What is needed | Copy each of the rows below word for word, but leave out the pictures.

Element location rows
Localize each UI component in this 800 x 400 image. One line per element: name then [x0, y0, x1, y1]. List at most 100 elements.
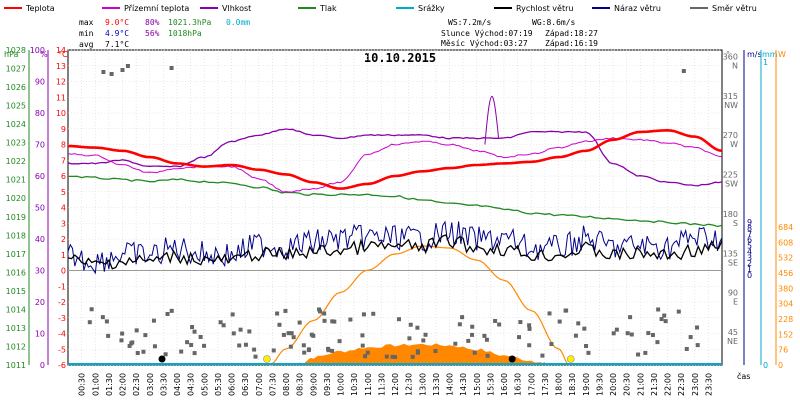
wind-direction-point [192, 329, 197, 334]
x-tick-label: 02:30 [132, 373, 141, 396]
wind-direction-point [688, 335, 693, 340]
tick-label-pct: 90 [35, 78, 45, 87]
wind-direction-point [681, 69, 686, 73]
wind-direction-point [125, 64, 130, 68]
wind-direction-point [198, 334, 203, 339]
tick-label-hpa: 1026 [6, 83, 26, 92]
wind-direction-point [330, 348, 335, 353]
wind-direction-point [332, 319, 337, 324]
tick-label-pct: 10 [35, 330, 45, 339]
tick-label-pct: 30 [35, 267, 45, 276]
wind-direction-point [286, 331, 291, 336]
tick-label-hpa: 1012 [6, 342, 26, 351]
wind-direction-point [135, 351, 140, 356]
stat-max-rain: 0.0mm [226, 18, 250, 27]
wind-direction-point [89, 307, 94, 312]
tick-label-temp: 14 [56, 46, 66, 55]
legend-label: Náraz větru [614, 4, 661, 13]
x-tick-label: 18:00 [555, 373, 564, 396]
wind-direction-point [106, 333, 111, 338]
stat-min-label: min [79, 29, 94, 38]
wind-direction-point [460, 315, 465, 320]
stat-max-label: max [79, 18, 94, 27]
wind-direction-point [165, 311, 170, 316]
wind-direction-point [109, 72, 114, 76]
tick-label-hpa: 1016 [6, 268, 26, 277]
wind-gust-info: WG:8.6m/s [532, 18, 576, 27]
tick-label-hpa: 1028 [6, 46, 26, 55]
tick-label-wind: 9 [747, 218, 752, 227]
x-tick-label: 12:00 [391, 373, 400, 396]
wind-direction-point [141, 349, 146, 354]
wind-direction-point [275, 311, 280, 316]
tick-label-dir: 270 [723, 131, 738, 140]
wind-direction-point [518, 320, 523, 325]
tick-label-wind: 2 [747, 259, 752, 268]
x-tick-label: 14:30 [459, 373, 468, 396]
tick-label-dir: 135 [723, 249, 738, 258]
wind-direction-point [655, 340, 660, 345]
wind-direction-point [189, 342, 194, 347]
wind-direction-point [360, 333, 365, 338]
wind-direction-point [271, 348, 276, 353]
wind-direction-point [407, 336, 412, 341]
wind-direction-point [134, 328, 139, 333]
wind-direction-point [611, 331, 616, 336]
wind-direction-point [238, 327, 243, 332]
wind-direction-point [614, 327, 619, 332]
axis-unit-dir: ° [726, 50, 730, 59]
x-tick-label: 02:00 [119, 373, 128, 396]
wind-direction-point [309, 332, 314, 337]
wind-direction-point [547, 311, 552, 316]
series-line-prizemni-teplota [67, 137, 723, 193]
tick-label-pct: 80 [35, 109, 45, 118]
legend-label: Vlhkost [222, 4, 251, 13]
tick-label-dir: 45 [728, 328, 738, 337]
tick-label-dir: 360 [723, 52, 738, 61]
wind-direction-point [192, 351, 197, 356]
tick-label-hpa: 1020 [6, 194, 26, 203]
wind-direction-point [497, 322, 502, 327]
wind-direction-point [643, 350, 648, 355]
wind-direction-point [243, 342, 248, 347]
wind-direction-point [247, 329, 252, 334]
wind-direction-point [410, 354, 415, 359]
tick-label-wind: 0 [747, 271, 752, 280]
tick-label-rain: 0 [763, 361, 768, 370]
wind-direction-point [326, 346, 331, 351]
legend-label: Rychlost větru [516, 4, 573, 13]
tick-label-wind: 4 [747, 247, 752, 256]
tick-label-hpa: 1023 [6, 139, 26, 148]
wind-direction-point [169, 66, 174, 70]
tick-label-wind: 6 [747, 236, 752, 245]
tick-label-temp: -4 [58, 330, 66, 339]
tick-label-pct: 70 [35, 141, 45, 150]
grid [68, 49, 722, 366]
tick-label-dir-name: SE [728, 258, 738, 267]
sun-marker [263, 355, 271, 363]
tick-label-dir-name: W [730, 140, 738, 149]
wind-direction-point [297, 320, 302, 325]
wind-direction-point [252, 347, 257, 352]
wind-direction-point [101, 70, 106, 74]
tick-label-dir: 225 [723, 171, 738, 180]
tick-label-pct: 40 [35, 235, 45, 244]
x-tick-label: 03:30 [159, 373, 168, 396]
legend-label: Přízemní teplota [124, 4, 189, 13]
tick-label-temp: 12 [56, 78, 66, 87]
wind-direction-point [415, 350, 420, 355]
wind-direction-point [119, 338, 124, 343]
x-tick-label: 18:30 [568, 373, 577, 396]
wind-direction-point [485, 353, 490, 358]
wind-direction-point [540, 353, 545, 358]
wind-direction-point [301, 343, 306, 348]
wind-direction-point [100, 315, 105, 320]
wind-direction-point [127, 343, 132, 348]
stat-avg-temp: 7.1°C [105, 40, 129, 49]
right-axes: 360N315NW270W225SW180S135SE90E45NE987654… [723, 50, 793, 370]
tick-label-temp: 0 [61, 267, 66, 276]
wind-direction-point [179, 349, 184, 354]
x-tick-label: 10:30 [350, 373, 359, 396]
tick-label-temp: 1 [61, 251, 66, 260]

The completed task |
Localize each UI component in this 800 x 400 image. One line per element: name then [x0, y0, x1, y1]. List at most 100 elements.
wind-direction-point [192, 329, 197, 334]
x-tick-label: 02:30 [132, 373, 141, 396]
wind-direction-point [688, 335, 693, 340]
tick-label-pct: 90 [35, 78, 45, 87]
wind-direction-point [681, 69, 686, 73]
wind-direction-point [125, 64, 130, 68]
wind-direction-point [198, 334, 203, 339]
tick-label-hpa: 1026 [6, 83, 26, 92]
wind-direction-point [330, 348, 335, 353]
wind-direction-point [332, 319, 337, 324]
tick-label-pct: 10 [35, 330, 45, 339]
tick-label-pct: 30 [35, 267, 45, 276]
wind-direction-point [286, 331, 291, 336]
tick-label-hpa: 1012 [6, 342, 26, 351]
wind-direction-point [135, 351, 140, 356]
stat-max-rain: 0.0mm [226, 18, 250, 27]
wind-direction-point [89, 307, 94, 312]
tick-label-temp: 14 [56, 46, 66, 55]
legend-label: Náraz větru [614, 4, 661, 13]
x-tick-label: 18:00 [555, 373, 564, 396]
wind-direction-point [106, 333, 111, 338]
stat-min-label: min [79, 29, 94, 38]
wind-direction-point [460, 315, 465, 320]
stat-max-label: max [79, 18, 94, 27]
wind-direction-point [165, 311, 170, 316]
wind-direction-point [109, 72, 114, 76]
tick-label-hpa: 1016 [6, 268, 26, 277]
wind-gust-info: WG:8.6m/s [532, 18, 576, 27]
tick-label-hpa: 1028 [6, 46, 26, 55]
tick-label-wind: 9 [747, 218, 752, 227]
x-tick-label: 12:00 [391, 373, 400, 396]
wind-direction-point [141, 349, 146, 354]
wind-direction-point [275, 311, 280, 316]
tick-label-dir: 270 [723, 131, 738, 140]
wind-direction-point [518, 320, 523, 325]
tick-label-wind: 2 [747, 259, 752, 268]
x-tick-label: 14:30 [459, 373, 468, 396]
tick-label-dir: 135 [723, 249, 738, 258]
wind-direction-point [655, 340, 660, 345]
wind-direction-point [189, 342, 194, 347]
wind-direction-point [360, 333, 365, 338]
wind-direction-point [271, 348, 276, 353]
wind-direction-point [407, 336, 412, 341]
wind-direction-point [134, 328, 139, 333]
wind-direction-point [611, 331, 616, 336]
wind-direction-point [238, 327, 243, 332]
wind-direction-point [614, 327, 619, 332]
axis-unit-dir: ° [726, 50, 730, 59]
x-tick-label: 02:00 [119, 373, 128, 396]
wind-direction-point [309, 332, 314, 337]
wind-direction-point [547, 311, 552, 316]
series-line-prizemni-teplota [67, 137, 723, 193]
tick-label-pct: 80 [35, 109, 45, 118]
legend-label: Vlhkost [222, 4, 251, 13]
tick-label-dir: 45 [728, 328, 738, 337]
tick-label-dir: 360 [723, 52, 738, 61]
wind-direction-point [192, 351, 197, 356]
tick-label-hpa: 1020 [6, 194, 26, 203]
wind-direction-point [497, 322, 502, 327]
wind-direction-point [643, 350, 648, 355]
wind-direction-point [243, 342, 248, 347]
wind-direction-point [247, 329, 252, 334]
wind-direction-point [410, 354, 415, 359]
tick-label-wind: 0 [747, 271, 752, 280]
tick-label-rain: 0 [763, 361, 768, 370]
wind-direction-point [326, 346, 331, 351]
legend-label: Rychlost větru [516, 4, 573, 13]
tick-label-wind: 4 [747, 247, 752, 256]
tick-label-hpa: 1023 [6, 139, 26, 148]
wind-direction-point [169, 66, 174, 70]
tick-label-wind: 6 [747, 236, 752, 245]
tick-label-temp: -4 [58, 330, 66, 339]
tick-label-pct: 70 [35, 141, 45, 150]
grid [68, 49, 722, 366]
tick-label-dir-name: SE [728, 258, 738, 267]
sun-marker [263, 355, 271, 363]
tick-label-dir-name: W [730, 140, 738, 149]
wind-direction-point [297, 320, 302, 325]
wind-direction-point [252, 347, 257, 352]
wind-direction-point [101, 70, 106, 74]
tick-label-dir: 225 [723, 171, 738, 180]
tick-label-pct: 40 [35, 235, 45, 244]
x-tick-label: 03:30 [159, 373, 168, 396]
legend-label: Přízemní teplota [124, 4, 189, 13]
tick-label-temp: 12 [56, 78, 66, 87]
wind-direction-point [415, 350, 420, 355]
wind-direction-point [119, 338, 124, 343]
x-tick-label: 18:30 [568, 373, 577, 396]
wind-direction-point [485, 353, 490, 358]
wind-direction-point [540, 353, 545, 358]
wind-direction-point [301, 343, 306, 348]
wind-direction-point [100, 315, 105, 320]
wind-direction-point [127, 343, 132, 348]
stat-avg-temp: 7.1°C [105, 40, 129, 49]
right-axes: 360N315NW270W225SW180S135SE90E45NE987654… [723, 50, 793, 370]
tick-label-temp: 0 [61, 267, 66, 276]
wind-direction-point [179, 349, 184, 354]
x-tick-label: 10:30 [350, 373, 359, 396]
tick-label-temp: 1 [61, 251, 66, 260]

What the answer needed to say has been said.